From the material below, list every line containing "document".

>> begin

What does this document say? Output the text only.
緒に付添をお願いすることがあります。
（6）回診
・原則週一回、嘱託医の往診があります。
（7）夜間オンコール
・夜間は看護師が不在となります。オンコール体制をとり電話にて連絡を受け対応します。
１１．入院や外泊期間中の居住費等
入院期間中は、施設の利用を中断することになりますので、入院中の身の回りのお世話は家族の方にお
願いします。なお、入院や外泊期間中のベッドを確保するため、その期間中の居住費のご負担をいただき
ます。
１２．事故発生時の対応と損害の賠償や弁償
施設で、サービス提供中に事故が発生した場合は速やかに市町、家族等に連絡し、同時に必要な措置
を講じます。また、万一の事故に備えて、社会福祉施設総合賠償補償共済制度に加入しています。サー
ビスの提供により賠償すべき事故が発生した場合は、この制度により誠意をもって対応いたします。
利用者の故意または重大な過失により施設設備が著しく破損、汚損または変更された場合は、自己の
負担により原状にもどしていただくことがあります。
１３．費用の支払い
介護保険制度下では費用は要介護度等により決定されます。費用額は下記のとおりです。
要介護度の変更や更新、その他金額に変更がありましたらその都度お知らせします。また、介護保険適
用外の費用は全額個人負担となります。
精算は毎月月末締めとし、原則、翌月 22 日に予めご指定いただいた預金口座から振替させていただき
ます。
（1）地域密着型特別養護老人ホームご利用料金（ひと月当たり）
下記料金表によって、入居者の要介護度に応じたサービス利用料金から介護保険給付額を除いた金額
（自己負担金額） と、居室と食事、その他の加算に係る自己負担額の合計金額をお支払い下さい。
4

>> end
>> begin

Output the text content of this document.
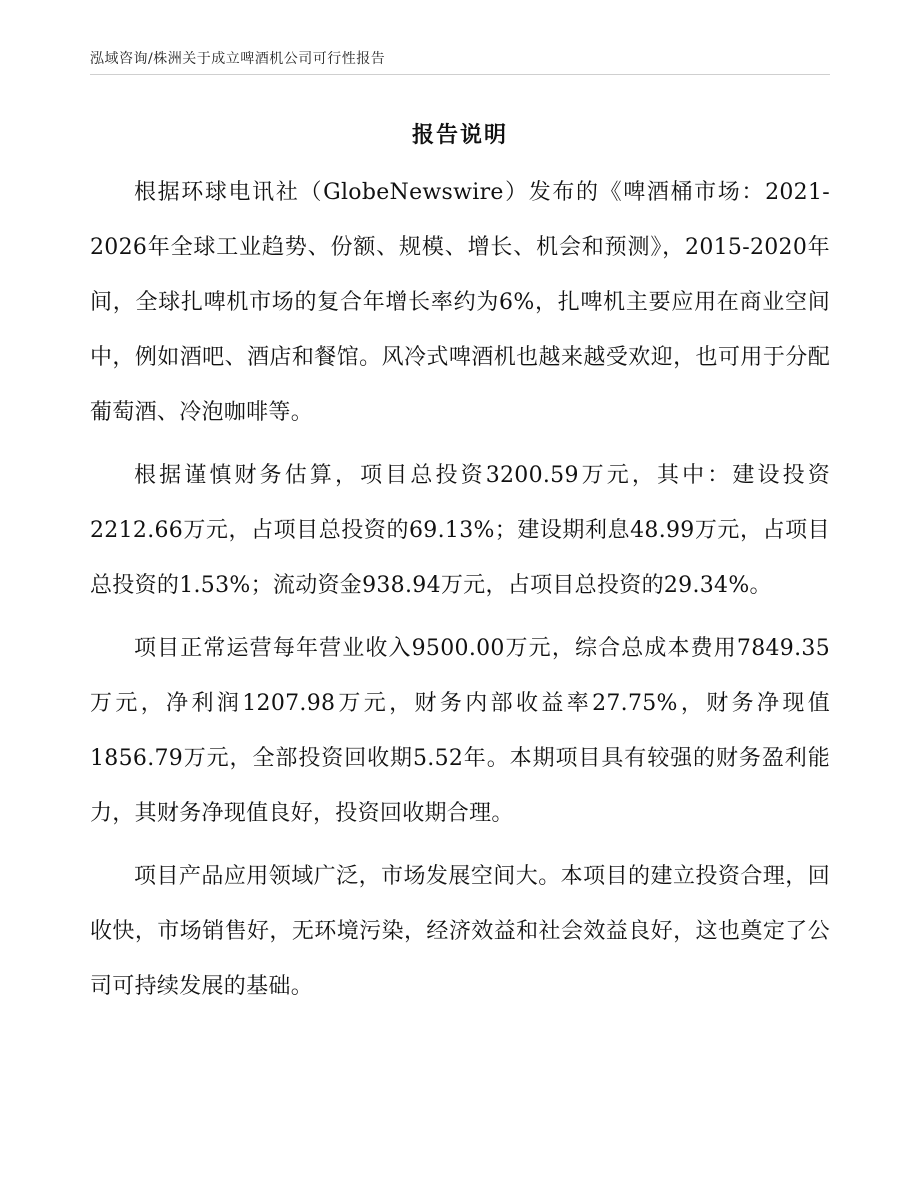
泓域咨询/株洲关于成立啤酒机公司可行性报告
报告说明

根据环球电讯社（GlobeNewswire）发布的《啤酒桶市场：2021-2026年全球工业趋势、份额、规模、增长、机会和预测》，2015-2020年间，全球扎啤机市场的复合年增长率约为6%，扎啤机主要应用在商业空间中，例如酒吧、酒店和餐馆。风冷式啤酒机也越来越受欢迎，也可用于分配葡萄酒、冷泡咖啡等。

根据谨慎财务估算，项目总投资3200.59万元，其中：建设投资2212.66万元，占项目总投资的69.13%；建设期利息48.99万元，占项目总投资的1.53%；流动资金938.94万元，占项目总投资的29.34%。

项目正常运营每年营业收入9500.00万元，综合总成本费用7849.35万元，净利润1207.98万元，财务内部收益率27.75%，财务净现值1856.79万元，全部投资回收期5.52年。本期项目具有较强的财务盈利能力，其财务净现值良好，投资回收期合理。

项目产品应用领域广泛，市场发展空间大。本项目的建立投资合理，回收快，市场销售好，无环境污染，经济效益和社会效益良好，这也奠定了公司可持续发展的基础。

>> end

### Answer to this problem
What does this document say? Output the text only.
Output the text content of this document.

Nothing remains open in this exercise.